Data entries
<<<<
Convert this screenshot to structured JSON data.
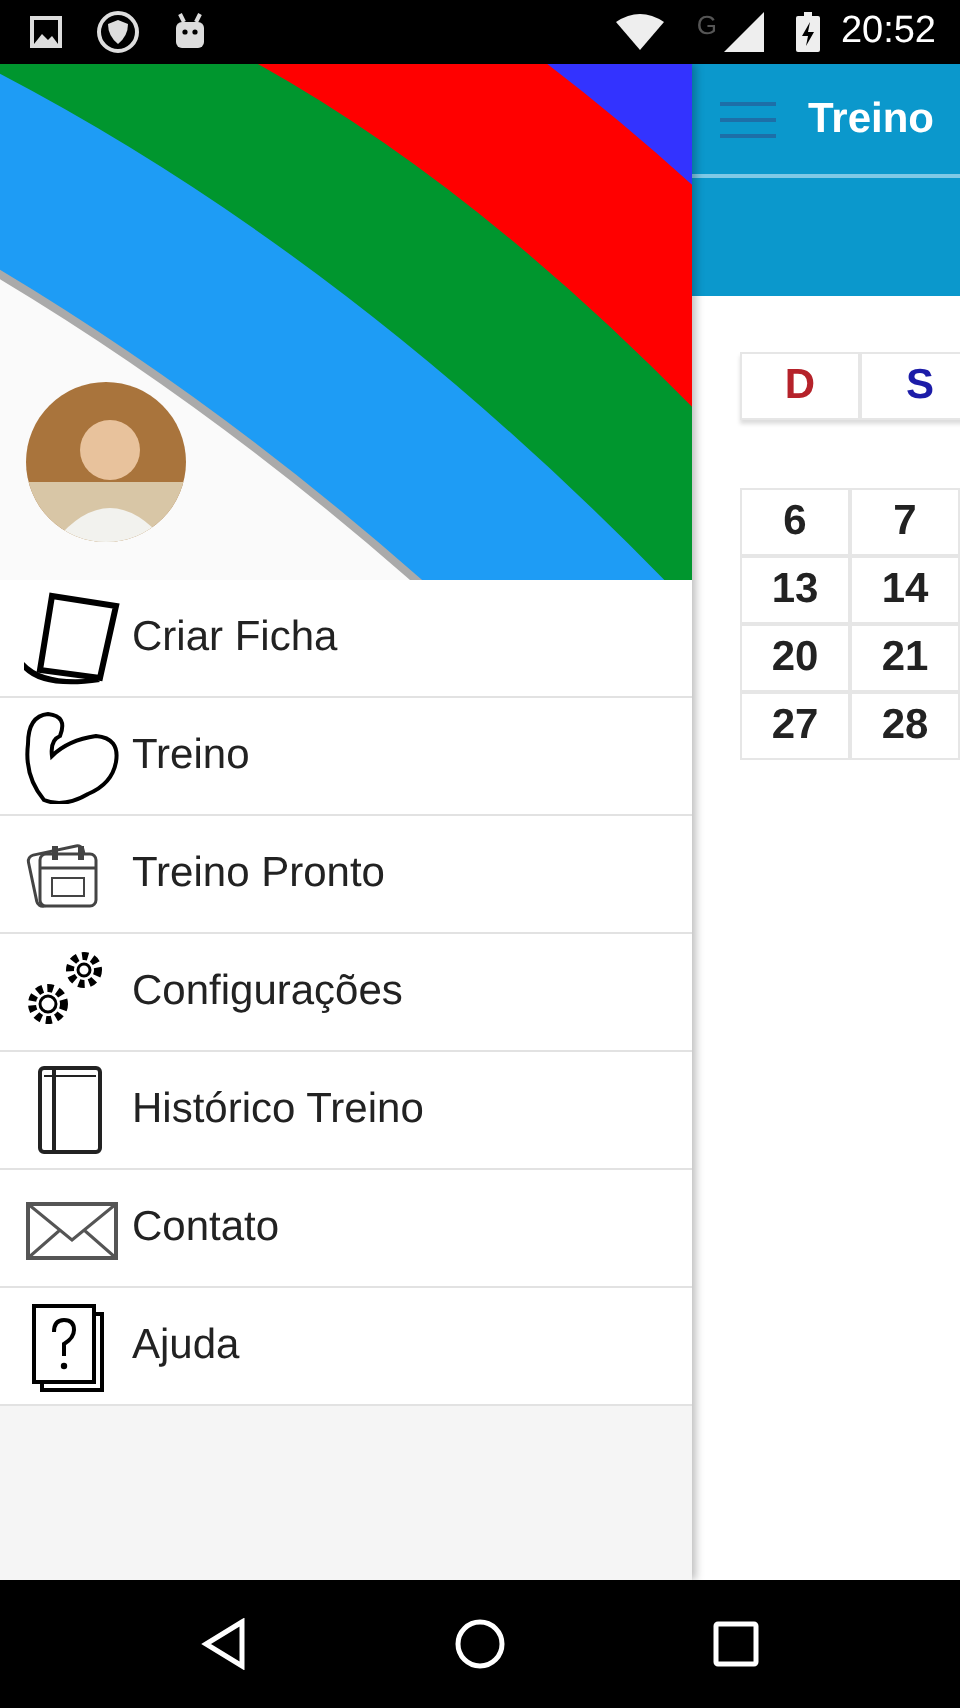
{
  "status_bar": {
    "network": "G",
    "time": "20:52"
  },
  "app_bar": {
    "title": "Treino"
  },
  "calendar": {
    "weekdays": [
      {
        "label": "D",
        "color": "#b5222a"
      },
      {
        "label": "S",
        "color": "#1c1ca8"
      }
    ],
    "weeks": [
      [
        "6",
        "7"
      ],
      [
        "13",
        "14"
      ],
      [
        "20",
        "21"
      ],
      [
        "27",
        "28"
      ]
    ]
  },
  "drawer": {
    "items": [
      {
        "kind": "sheet",
        "label": "Criar Ficha"
      },
      {
        "kind": "arm",
        "label": "Treino"
      },
      {
        "kind": "calendar",
        "label": "Treino Pronto"
      },
      {
        "kind": "gears",
        "label": "Configurações"
      },
      {
        "kind": "book",
        "label": "Histórico Treino"
      },
      {
        "kind": "envelope",
        "label": "Contato"
      },
      {
        "kind": "help",
        "label": "Ajuda"
      }
    ]
  }
}
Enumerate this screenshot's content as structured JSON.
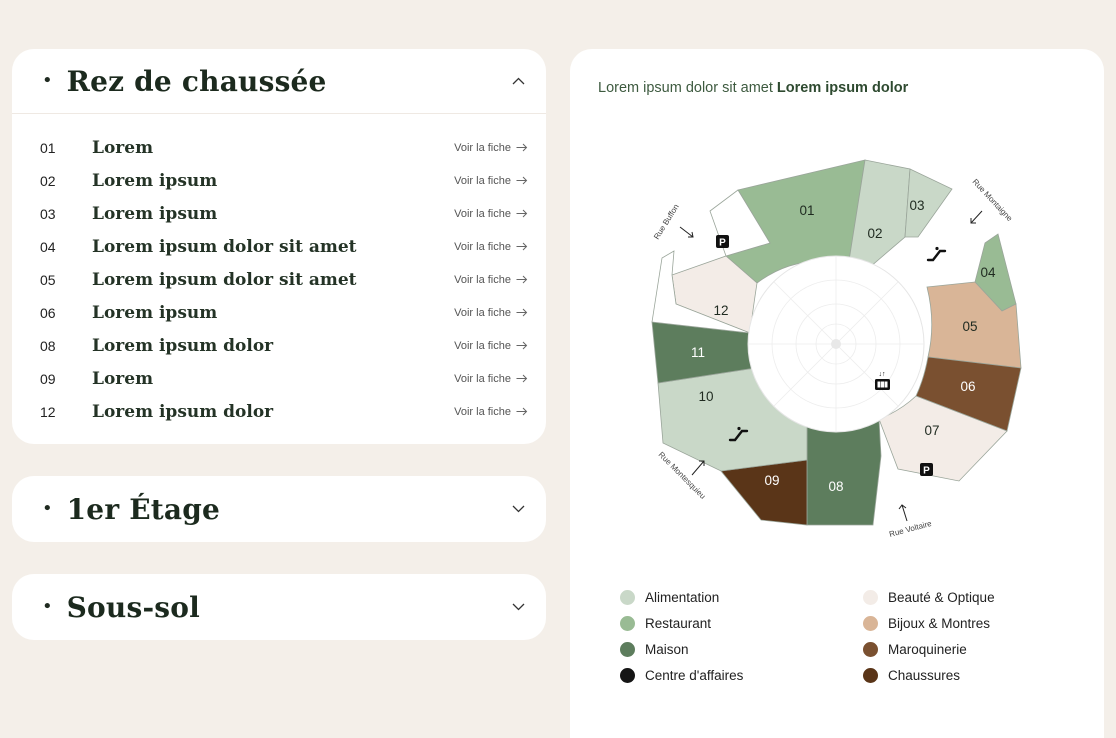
{
  "sections": [
    {
      "title": "Rez de chaussée",
      "expanded": true,
      "link_label": "Voir la fiche",
      "items": [
        {
          "num": "01",
          "name": "Lorem"
        },
        {
          "num": "02",
          "name": "Lorem ipsum"
        },
        {
          "num": "03",
          "name": "Lorem ipsum"
        },
        {
          "num": "04",
          "name": "Lorem ipsum dolor sit amet"
        },
        {
          "num": "05",
          "name": "Lorem ipsum dolor sit amet"
        },
        {
          "num": "06",
          "name": "Lorem ipsum"
        },
        {
          "num": "08",
          "name": "Lorem ipsum dolor"
        },
        {
          "num": "09",
          "name": "Lorem"
        },
        {
          "num": "12",
          "name": "Lorem ipsum dolor"
        }
      ]
    },
    {
      "title": "1er Étage",
      "expanded": false
    },
    {
      "title": "Sous-sol",
      "expanded": false
    }
  ],
  "map": {
    "heading_regular": "Lorem ipsum dolor sit amet",
    "heading_bold": "Lorem ipsum dolor",
    "zones": [
      "01",
      "02",
      "03",
      "04",
      "05",
      "06",
      "07",
      "08",
      "09",
      "10",
      "11",
      "12"
    ],
    "streets": [
      "Rue Buffon",
      "Rue Montaigne",
      "Rue Montesquieu",
      "Rue Voltaire"
    ],
    "parking_label": "P"
  },
  "legend": [
    {
      "label": "Alimentation",
      "color": "#c9d8c8"
    },
    {
      "label": "Beauté & Optique",
      "color": "#f3ece7"
    },
    {
      "label": "Restaurant",
      "color": "#99bb94"
    },
    {
      "label": "Bijoux & Montres",
      "color": "#d9b597"
    },
    {
      "label": "Maison",
      "color": "#5d7d5d"
    },
    {
      "label": "Maroquinerie",
      "color": "#7a5030"
    },
    {
      "label": "Centre d'affaires",
      "color": "#151515"
    },
    {
      "label": "Chaussures",
      "color": "#5a3518"
    }
  ]
}
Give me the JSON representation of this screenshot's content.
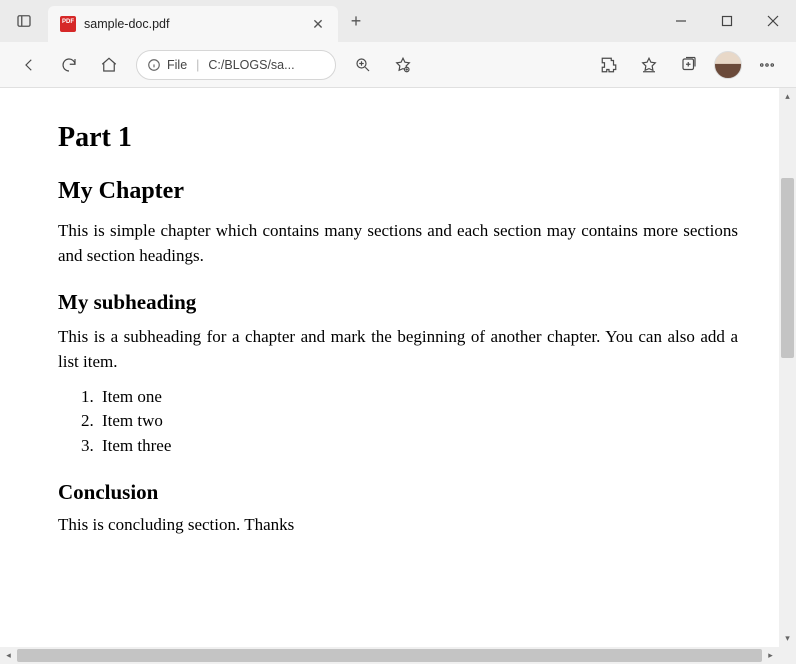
{
  "tab": {
    "title": "sample-doc.pdf"
  },
  "address": {
    "protocol": "File",
    "path": "C:/BLOGS/sa..."
  },
  "document": {
    "part": "Part 1",
    "chapter": "My Chapter",
    "chapter_body": "This is simple chapter which contains many sections and each section may contains more sections and section headings.",
    "subheading": "My subheading",
    "subheading_body": "This is a subheading for a chapter and mark the beginning of another chapter. You can also add a list item.",
    "items": [
      "Item one",
      "Item two",
      "Item three"
    ],
    "conclusion_heading": "Conclusion",
    "conclusion_body": "This is concluding section.  Thanks"
  }
}
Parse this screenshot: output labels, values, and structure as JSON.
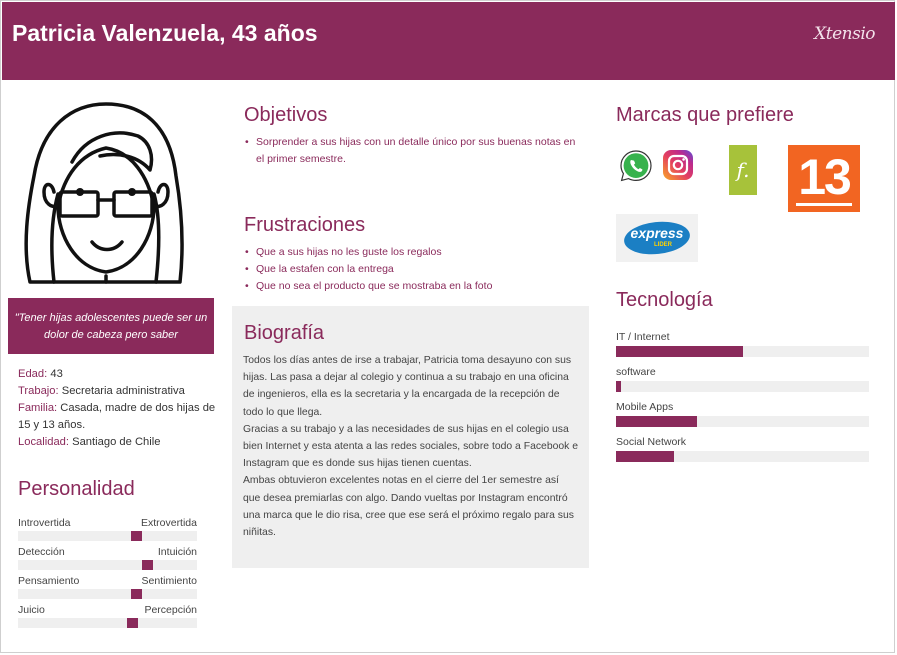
>>>>
* **AIM**
Reproduce each line exactly, please, except for any pictures.

* **EXPECTED OUTPUT**
Convert this screenshot to structured JSON data.
{
  "status_bar": {
    "network": "G",
    "time": "20:52"
  },
  "app_bar": {
    "title": "Treino"
  },
  "calendar": {
    "weekdays": [
      {
        "label": "D",
        "color": "#b5222a"
      },
      {
        "label": "S",
        "color": "#1c1ca8"
      }
    ],
    "weeks": [
      [
        "6",
        "7"
      ],
      [
        "13",
        "14"
      ],
      [
        "20",
        "21"
      ],
      [
        "27",
        "28"
      ]
    ]
  },
  "drawer": {
    "items": [
      {
        "kind": "sheet",
        "label": "Criar Ficha"
      },
      {
        "kind": "arm",
        "label": "Treino"
      },
      {
        "kind": "calendar",
        "label": "Treino Pronto"
      },
      {
        "kind": "gears",
        "label": "Configurações"
      },
      {
        "kind": "book",
        "label": "Histórico Treino"
      },
      {
        "kind": "envelope",
        "label": "Contato"
      },
      {
        "kind": "help",
        "label": "Ajuda"
      }
    ]
  }
}
Enumerate this screenshot's content as structured JSON.
{
  "sections": [
    {
      "title": "Rez de chaussée",
      "expanded": true,
      "link_label": "Voir la fiche",
      "items": [
        {
          "num": "01",
          "name": "Lorem"
        },
        {
          "num": "02",
          "name": "Lorem ipsum"
        },
        {
          "num": "03",
          "name": "Lorem ipsum"
        },
        {
          "num": "04",
          "name": "Lorem ipsum dolor sit amet"
        },
        {
          "num": "05",
          "name": "Lorem ipsum dolor sit amet"
        },
        {
          "num": "06",
          "name": "Lorem ipsum"
        },
        {
          "num": "08",
          "name": "Lorem ipsum dolor"
        },
        {
          "num": "09",
          "name": "Lorem"
        },
        {
          "num": "12",
          "name": "Lorem ipsum dolor"
        }
      ]
    },
    {
      "title": "1er Étage",
      "expanded": false
    },
    {
      "title": "Sous-sol",
      "expanded": false
    }
  ],
  "map": {
    "heading_regular": "Lorem ipsum dolor sit amet",
    "heading_bold": "Lorem ipsum dolor",
    "zones": [
      "01",
      "02",
      "03",
      "04",
      "05",
      "06",
      "07",
      "08",
      "09",
      "10",
      "11",
      "12"
    ],
    "streets": [
      "Rue Buffon",
      "Rue Montaigne",
      "Rue Montesquieu",
      "Rue Voltaire"
    ],
    "parking_label": "P"
  },
  "legend": [
    {
      "label": "Alimentation",
      "color": "#c9d8c8"
    },
    {
      "label": "Beauté & Optique",
      "color": "#f3ece7"
    },
    {
      "label": "Restaurant",
      "color": "#99bb94"
    },
    {
      "label": "Bijoux & Montres",
      "color": "#d9b597"
    },
    {
      "label": "Maison",
      "color": "#5d7d5d"
    },
    {
      "label": "Maroquinerie",
      "color": "#7a5030"
    },
    {
      "label": "Centre d'affaires",
      "color": "#151515"
    },
    {
      "label": "Chaussures",
      "color": "#5a3518"
    }
  ]
}
Give me the JSON representation of this screenshot's content.
{
  "tab": {
    "title": "sample-doc.pdf"
  },
  "address": {
    "protocol": "File",
    "path": "C:/BLOGS/sa..."
  },
  "document": {
    "part": "Part 1",
    "chapter": "My Chapter",
    "chapter_body": "This is simple chapter which contains many sections and each section may contains more sections and section headings.",
    "subheading": "My subheading",
    "subheading_body": "This is a subheading for a chapter and mark the beginning of another chapter. You can also add a list item.",
    "items": [
      "Item one",
      "Item two",
      "Item three"
    ],
    "conclusion_heading": "Conclusion",
    "conclusion_body": "This is concluding section.  Thanks"
  }
}
Parse this screenshot: output labels, values, and structure as JSON.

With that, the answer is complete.